*SOURCE DATA*:
--- BEGIN ---
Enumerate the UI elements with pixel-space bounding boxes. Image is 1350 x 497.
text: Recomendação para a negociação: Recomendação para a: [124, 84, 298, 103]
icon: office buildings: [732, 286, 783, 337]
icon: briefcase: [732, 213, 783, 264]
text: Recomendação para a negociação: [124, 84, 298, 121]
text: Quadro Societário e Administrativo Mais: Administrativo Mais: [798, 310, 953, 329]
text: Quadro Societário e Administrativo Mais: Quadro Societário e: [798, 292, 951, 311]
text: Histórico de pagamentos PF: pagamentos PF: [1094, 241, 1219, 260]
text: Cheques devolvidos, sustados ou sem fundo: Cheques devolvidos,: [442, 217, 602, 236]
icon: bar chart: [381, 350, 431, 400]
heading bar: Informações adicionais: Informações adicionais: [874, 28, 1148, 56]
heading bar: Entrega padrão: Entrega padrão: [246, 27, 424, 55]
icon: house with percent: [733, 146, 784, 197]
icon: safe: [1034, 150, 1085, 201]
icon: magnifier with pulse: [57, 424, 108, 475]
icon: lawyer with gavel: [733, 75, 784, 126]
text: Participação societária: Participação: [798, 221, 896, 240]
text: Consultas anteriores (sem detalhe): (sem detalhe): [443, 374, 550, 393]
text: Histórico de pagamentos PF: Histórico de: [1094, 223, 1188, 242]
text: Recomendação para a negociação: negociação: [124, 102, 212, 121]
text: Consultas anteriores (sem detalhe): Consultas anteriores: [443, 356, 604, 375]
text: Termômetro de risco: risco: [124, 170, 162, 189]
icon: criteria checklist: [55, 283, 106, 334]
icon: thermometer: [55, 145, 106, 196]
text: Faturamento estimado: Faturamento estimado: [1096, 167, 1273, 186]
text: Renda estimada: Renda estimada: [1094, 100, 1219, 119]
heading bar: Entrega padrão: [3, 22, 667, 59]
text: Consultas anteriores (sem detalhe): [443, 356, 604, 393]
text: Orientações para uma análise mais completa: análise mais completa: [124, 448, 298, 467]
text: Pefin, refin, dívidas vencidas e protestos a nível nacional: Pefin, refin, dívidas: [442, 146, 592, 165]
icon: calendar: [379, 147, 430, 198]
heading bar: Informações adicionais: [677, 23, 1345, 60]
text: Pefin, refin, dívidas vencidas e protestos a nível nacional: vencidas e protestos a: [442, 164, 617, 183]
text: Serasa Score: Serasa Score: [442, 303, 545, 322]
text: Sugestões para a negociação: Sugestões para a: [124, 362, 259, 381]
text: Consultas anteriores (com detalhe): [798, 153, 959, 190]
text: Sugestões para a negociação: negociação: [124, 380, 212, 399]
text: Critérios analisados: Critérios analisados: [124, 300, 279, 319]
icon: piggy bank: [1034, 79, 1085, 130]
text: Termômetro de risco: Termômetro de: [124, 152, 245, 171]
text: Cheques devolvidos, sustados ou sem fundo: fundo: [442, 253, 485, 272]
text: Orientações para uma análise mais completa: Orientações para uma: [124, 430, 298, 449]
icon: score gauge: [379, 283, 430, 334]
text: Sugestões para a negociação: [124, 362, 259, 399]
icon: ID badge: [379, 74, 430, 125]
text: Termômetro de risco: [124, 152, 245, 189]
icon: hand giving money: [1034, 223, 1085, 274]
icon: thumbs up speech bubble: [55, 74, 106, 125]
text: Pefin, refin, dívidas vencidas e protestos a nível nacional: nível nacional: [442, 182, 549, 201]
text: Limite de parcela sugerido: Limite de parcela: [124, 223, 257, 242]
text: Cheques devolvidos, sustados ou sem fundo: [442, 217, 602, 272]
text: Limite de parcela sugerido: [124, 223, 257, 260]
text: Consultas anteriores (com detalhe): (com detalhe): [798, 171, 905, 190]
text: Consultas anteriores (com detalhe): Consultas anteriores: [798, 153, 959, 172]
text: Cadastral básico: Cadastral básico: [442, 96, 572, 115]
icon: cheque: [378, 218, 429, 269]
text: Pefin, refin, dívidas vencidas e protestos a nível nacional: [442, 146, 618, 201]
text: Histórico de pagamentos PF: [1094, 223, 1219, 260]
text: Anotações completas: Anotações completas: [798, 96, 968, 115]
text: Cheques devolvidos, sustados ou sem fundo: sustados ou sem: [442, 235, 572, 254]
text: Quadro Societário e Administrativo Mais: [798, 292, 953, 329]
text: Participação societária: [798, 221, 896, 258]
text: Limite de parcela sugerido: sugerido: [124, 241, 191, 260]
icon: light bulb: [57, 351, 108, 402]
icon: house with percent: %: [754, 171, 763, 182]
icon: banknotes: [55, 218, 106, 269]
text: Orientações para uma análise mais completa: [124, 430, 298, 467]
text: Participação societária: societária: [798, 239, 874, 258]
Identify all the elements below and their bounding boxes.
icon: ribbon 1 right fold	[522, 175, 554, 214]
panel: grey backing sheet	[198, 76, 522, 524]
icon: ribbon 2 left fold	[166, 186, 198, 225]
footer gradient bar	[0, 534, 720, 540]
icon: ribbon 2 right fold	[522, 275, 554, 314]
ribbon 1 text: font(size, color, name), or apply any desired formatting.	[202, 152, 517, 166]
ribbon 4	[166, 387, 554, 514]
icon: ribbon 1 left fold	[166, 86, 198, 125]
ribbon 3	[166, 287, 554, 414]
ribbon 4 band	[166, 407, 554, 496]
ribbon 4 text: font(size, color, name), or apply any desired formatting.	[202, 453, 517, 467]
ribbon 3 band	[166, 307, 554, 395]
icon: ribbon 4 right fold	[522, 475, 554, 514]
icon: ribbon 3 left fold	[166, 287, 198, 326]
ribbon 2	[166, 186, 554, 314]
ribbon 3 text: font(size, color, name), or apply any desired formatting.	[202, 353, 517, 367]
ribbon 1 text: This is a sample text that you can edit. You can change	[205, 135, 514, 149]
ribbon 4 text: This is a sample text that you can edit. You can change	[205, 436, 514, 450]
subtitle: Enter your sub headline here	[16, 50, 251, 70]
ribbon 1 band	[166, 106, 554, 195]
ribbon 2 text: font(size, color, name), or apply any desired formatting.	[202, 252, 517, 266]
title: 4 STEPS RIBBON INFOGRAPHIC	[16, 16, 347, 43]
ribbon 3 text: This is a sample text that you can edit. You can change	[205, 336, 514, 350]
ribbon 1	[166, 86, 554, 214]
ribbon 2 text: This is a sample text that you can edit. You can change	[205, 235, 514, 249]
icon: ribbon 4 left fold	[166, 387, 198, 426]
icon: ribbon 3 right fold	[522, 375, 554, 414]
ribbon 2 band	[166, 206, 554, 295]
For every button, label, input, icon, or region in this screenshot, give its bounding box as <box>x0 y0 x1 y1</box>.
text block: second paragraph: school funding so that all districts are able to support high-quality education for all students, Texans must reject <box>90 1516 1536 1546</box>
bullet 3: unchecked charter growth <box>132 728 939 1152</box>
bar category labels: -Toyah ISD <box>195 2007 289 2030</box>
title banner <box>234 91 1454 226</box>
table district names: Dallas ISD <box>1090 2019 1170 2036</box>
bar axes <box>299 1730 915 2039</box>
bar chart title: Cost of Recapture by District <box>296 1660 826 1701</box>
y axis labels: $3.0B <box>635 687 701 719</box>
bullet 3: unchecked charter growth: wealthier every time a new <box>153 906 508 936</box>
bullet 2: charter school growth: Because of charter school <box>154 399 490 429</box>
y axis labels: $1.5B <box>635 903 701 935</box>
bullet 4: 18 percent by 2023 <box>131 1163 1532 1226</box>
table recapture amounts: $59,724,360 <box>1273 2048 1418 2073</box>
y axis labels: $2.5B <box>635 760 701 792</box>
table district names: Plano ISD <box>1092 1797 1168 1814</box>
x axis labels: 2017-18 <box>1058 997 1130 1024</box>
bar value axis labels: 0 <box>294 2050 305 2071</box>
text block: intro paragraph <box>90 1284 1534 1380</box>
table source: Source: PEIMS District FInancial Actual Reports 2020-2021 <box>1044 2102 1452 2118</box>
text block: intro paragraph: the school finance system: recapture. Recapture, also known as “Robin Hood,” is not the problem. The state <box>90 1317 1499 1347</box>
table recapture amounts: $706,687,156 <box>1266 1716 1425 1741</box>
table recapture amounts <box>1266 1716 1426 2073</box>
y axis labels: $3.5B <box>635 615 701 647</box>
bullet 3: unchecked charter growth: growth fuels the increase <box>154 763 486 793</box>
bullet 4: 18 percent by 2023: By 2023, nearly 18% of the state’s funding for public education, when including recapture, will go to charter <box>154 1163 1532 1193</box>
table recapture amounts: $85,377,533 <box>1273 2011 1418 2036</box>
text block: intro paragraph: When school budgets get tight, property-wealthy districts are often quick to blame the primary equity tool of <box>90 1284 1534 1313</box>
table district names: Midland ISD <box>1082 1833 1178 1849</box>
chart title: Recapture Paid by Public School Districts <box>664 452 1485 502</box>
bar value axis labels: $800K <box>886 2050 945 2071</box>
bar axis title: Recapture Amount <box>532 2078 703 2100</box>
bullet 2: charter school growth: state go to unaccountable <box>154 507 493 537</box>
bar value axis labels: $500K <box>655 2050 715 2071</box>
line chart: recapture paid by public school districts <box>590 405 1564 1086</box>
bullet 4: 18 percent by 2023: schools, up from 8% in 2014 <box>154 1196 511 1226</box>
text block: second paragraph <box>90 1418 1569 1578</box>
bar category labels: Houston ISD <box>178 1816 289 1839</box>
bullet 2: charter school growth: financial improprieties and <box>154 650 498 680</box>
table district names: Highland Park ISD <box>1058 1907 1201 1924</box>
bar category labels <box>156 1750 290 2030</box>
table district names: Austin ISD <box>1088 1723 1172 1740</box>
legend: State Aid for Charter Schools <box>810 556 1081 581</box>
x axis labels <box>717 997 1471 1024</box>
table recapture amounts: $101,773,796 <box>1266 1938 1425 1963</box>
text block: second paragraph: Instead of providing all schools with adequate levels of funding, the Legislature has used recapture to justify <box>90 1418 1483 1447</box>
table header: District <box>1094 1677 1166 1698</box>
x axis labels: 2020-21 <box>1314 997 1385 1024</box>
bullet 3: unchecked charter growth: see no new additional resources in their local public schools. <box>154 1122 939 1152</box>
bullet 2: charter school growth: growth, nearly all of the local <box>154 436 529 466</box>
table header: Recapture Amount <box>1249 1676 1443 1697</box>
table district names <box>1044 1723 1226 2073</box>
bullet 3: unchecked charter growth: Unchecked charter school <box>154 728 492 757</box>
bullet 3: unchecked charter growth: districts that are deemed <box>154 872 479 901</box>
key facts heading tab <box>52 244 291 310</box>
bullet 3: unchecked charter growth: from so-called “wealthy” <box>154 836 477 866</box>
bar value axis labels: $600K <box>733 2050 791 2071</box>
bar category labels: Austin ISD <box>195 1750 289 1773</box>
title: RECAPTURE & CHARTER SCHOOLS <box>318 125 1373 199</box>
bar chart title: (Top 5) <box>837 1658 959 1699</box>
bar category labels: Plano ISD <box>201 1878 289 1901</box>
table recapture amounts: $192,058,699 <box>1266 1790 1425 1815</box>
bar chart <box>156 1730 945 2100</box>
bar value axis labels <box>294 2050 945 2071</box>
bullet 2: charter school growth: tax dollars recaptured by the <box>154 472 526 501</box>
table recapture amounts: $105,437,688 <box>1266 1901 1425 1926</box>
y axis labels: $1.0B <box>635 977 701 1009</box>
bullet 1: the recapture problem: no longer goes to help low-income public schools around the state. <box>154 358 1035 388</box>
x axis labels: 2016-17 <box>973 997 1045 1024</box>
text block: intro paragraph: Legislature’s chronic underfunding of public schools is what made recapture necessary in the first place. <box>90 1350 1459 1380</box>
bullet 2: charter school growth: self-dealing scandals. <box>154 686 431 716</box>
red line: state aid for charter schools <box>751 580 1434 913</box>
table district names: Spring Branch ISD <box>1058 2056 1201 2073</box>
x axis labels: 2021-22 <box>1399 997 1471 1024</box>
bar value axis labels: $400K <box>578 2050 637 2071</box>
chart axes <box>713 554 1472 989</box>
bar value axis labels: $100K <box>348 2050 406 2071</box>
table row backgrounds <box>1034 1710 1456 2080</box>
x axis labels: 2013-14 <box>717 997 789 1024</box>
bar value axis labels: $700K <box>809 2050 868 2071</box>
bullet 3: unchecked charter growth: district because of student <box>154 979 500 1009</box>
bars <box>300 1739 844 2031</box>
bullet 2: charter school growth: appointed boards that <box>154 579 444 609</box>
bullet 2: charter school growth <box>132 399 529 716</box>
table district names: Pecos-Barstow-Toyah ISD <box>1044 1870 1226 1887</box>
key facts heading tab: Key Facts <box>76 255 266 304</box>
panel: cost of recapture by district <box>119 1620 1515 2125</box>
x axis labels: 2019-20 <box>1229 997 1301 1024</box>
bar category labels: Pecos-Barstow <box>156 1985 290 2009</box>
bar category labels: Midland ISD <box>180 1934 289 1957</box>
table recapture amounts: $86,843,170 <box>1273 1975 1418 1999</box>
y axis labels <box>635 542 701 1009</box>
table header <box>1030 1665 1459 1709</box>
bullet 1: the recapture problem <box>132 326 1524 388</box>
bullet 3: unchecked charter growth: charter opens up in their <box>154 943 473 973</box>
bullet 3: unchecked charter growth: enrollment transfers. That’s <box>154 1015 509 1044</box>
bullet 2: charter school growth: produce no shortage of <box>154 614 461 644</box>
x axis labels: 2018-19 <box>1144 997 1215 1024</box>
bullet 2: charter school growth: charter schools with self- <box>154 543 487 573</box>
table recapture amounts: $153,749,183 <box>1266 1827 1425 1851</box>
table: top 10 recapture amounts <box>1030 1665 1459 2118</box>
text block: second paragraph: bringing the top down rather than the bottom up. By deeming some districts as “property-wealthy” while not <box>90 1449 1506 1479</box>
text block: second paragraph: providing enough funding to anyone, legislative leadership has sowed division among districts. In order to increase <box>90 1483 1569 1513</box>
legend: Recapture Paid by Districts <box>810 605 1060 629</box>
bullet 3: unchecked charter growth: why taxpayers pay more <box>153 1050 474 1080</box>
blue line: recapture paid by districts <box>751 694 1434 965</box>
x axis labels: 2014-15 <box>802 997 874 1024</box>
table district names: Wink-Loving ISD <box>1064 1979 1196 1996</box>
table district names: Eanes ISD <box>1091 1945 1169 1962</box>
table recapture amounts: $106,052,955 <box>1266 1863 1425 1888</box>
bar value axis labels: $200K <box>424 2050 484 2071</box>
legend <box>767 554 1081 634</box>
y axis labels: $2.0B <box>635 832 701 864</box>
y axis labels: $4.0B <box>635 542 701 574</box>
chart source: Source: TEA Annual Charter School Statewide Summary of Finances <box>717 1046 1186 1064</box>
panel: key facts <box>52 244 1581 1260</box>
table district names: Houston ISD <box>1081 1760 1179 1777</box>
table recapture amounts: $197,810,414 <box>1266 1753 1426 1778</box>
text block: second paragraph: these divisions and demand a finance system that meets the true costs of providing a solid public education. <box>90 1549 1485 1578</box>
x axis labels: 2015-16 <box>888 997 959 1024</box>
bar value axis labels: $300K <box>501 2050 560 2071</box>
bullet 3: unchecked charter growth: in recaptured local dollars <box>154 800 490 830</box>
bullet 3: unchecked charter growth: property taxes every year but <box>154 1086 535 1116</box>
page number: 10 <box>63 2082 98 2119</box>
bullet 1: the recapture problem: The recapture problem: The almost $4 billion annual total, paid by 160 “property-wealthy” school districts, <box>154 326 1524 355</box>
--- END ---
*WHAT YOU ARE ASKED TO DO*:
Arrange the material above as a Markdown table with the columns Row and Line text, leaving out blank lines. Begin at the first line of the material and stop after the line that contains "text: Faturamento estimado: Faturamento", including both.

*OUTPUT*:
| Row | Line text |
|---|---|
| 1 | Enumerate the UI elements with pixel-space bounding boxes. Image is 1350 x 497. |
| 2 | text: Recomendação para a negociação: Recomendação para a: [124, 84, 298, 103] |
| 3 | icon: office buildings: [732, 286, 783, 337] |
| 4 | icon: briefcase: [732, 213, 783, 264] |
| 5 | text: Recomendação para a negociação: [124, 84, 298, 121] |
| 6 | text: Quadro Societário e Administrativo Mais: Administrativo Mais: [798, 310, 953, 329] |
| 7 | text: Quadro Societário e Administrativo Mais: Quadro Societário e: [798, 292, 951, 311] |
| 8 | text: Histórico de pagamentos PF: pagamentos PF: [1094, 241, 1219, 260] |
| 9 | text: Cheques devolvidos, sustados ou sem fundo: Cheques devolvidos,: [442, 217, 602, 236] |
| 10 | icon: bar chart: [381, 350, 431, 400] |
| 11 | heading bar: Informações adicionais: Informações adicionais: [874, 28, 1148, 56] |
| 12 | heading bar: Entrega padrão: Entrega padrão: [246, 27, 424, 55] |
| 13 | icon: house with percent: [733, 146, 784, 197] |
| 14 | icon: safe: [1034, 150, 1085, 201] |
| 15 | icon: magnifier with pulse: [57, 424, 108, 475] |
| 16 | icon: lawyer with gavel: [733, 75, 784, 126] |
| 17 | text: Participação societária: Participação: [798, 221, 896, 240] |
| 18 | text: Consultas anteriores (sem detalhe): (sem detalhe): [443, 374, 550, 393] |
| 19 | text: Histórico de pagamentos PF: Histórico de: [1094, 223, 1188, 242] |
| 20 | text: Recomendação para a negociação: negociação: [124, 102, 212, 121] |
| 21 | text: Consultas anteriores (sem detalhe): Consultas anteriores: [443, 356, 604, 375] |
| 22 | text: Termômetro de risco: risco: [124, 170, 162, 189] |
| 23 | icon: criteria checklist: [55, 283, 106, 334] |
| 24 | icon: thermometer: [55, 145, 106, 196] |
| 25 | text: Faturamento estimado: Faturamento estimado: [1096, 167, 1273, 186] |